* Dataset records:
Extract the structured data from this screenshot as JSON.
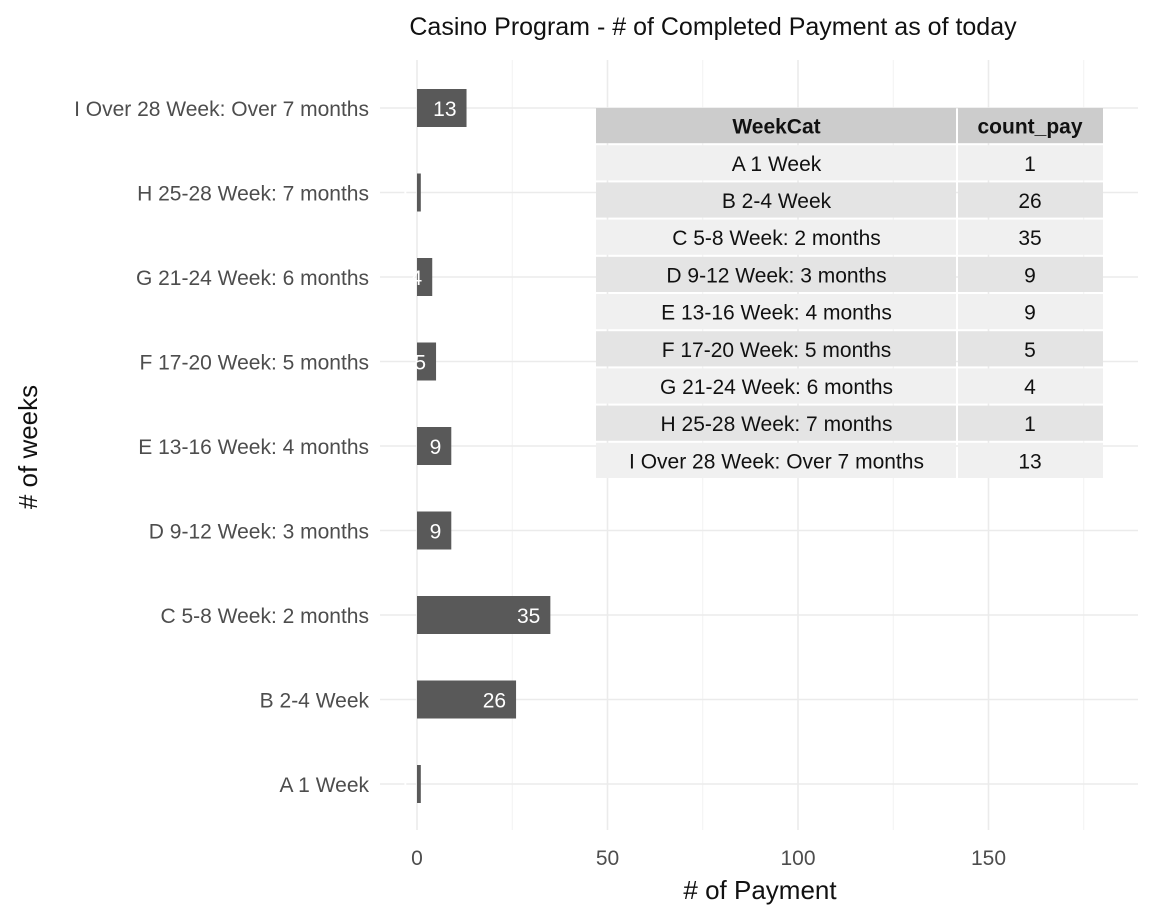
{
  "chart_data": {
    "type": "bar",
    "orientation": "horizontal",
    "title": "Casino Program - # of Completed Payment as of today",
    "xlabel": "# of Payment",
    "ylabel": "# of weeks",
    "xlim": [
      -7,
      184
    ],
    "x_ticks": [
      0,
      50,
      100,
      150
    ],
    "categories": [
      "A 1 Week",
      "B 2-4 Week",
      "C 5-8 Week: 2 months",
      "D 9-12 Week: 3 months",
      "E 13-16 Week: 4 months",
      "F 17-20 Week: 5 months",
      "G 21-24 Week: 6 months",
      "H 25-28 Week: 7 months",
      "I Over 28 Week: Over 7 months"
    ],
    "values": [
      1,
      26,
      35,
      9,
      9,
      5,
      4,
      1,
      13
    ],
    "bar_color": "#595959",
    "bar_label_color": "#ffffff",
    "grid": true,
    "table": {
      "columns": [
        "WeekCat",
        "count_pay"
      ],
      "rows": [
        [
          "A 1 Week",
          "1"
        ],
        [
          "B 2-4 Week",
          "26"
        ],
        [
          "C 5-8 Week: 2 months",
          "35"
        ],
        [
          "D 9-12 Week: 3 months",
          "9"
        ],
        [
          "E 13-16 Week: 4 months",
          "9"
        ],
        [
          "F 17-20 Week: 5 months",
          "5"
        ],
        [
          "G 21-24 Week: 6 months",
          "4"
        ],
        [
          "H 25-28 Week: 7 months",
          "1"
        ],
        [
          "I Over 28 Week: Over 7 months",
          "13"
        ]
      ],
      "header_fill": "#cccccc",
      "row_fills": [
        "#f0f0f0",
        "#e4e4e4"
      ]
    }
  }
}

* Problem description:
Pictures are to be left out; the records above must be repeated word for word.

* Written answer:
Extract the structured data from this screenshot as JSON.
{
  "chart_data": {
    "type": "bar",
    "orientation": "horizontal",
    "title": "Casino Program - # of Completed Payment as of today",
    "xlabel": "# of Payment",
    "ylabel": "# of weeks",
    "xlim": [
      -7,
      184
    ],
    "x_ticks": [
      0,
      50,
      100,
      150
    ],
    "categories": [
      "A 1 Week",
      "B 2-4 Week",
      "C 5-8 Week: 2 months",
      "D 9-12 Week: 3 months",
      "E 13-16 Week: 4 months",
      "F 17-20 Week: 5 months",
      "G 21-24 Week: 6 months",
      "H 25-28 Week: 7 months",
      "I Over 28 Week: Over 7 months"
    ],
    "values": [
      1,
      26,
      35,
      9,
      9,
      5,
      4,
      1,
      13
    ],
    "bar_color": "#595959",
    "bar_label_color": "#ffffff",
    "grid": true,
    "table": {
      "columns": [
        "WeekCat",
        "count_pay"
      ],
      "rows": [
        [
          "A 1 Week",
          "1"
        ],
        [
          "B 2-4 Week",
          "26"
        ],
        [
          "C 5-8 Week: 2 months",
          "35"
        ],
        [
          "D 9-12 Week: 3 months",
          "9"
        ],
        [
          "E 13-16 Week: 4 months",
          "9"
        ],
        [
          "F 17-20 Week: 5 months",
          "5"
        ],
        [
          "G 21-24 Week: 6 months",
          "4"
        ],
        [
          "H 25-28 Week: 7 months",
          "1"
        ],
        [
          "I Over 28 Week: Over 7 months",
          "13"
        ]
      ],
      "header_fill": "#cccccc",
      "row_fills": [
        "#f0f0f0",
        "#e4e4e4"
      ]
    }
  }
}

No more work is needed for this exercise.